(Source records)
━━━

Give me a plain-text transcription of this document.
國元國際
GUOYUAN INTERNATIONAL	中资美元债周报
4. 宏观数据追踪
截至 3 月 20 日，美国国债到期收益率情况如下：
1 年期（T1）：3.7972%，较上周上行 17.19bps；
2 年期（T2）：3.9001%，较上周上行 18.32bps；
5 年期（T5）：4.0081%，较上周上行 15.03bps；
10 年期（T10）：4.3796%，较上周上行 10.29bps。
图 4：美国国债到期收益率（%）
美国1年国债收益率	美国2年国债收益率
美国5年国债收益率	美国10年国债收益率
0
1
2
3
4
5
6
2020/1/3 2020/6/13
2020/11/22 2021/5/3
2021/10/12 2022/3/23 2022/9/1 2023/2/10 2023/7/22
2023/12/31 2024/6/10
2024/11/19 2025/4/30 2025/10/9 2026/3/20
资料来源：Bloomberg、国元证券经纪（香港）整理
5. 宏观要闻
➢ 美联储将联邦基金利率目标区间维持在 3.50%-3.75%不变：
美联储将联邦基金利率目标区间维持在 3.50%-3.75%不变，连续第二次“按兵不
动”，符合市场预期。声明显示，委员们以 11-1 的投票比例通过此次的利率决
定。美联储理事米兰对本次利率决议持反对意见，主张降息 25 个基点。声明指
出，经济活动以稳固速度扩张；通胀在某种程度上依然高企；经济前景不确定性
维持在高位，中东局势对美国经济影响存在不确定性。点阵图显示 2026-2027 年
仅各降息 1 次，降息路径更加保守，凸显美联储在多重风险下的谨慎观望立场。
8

━━━

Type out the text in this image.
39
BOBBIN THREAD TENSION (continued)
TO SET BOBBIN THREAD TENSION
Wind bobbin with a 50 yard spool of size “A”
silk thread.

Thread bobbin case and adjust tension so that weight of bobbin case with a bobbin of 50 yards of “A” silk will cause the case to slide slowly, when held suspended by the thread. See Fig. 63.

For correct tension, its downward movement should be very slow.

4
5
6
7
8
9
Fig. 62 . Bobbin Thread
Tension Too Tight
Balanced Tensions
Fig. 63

━━━

EXERCISE AIM - Copy out each line of the records that holds the string "this".

EXERCISE RESPONSE -
Give me a plain-text transcription of this document.
Type out the text in this image.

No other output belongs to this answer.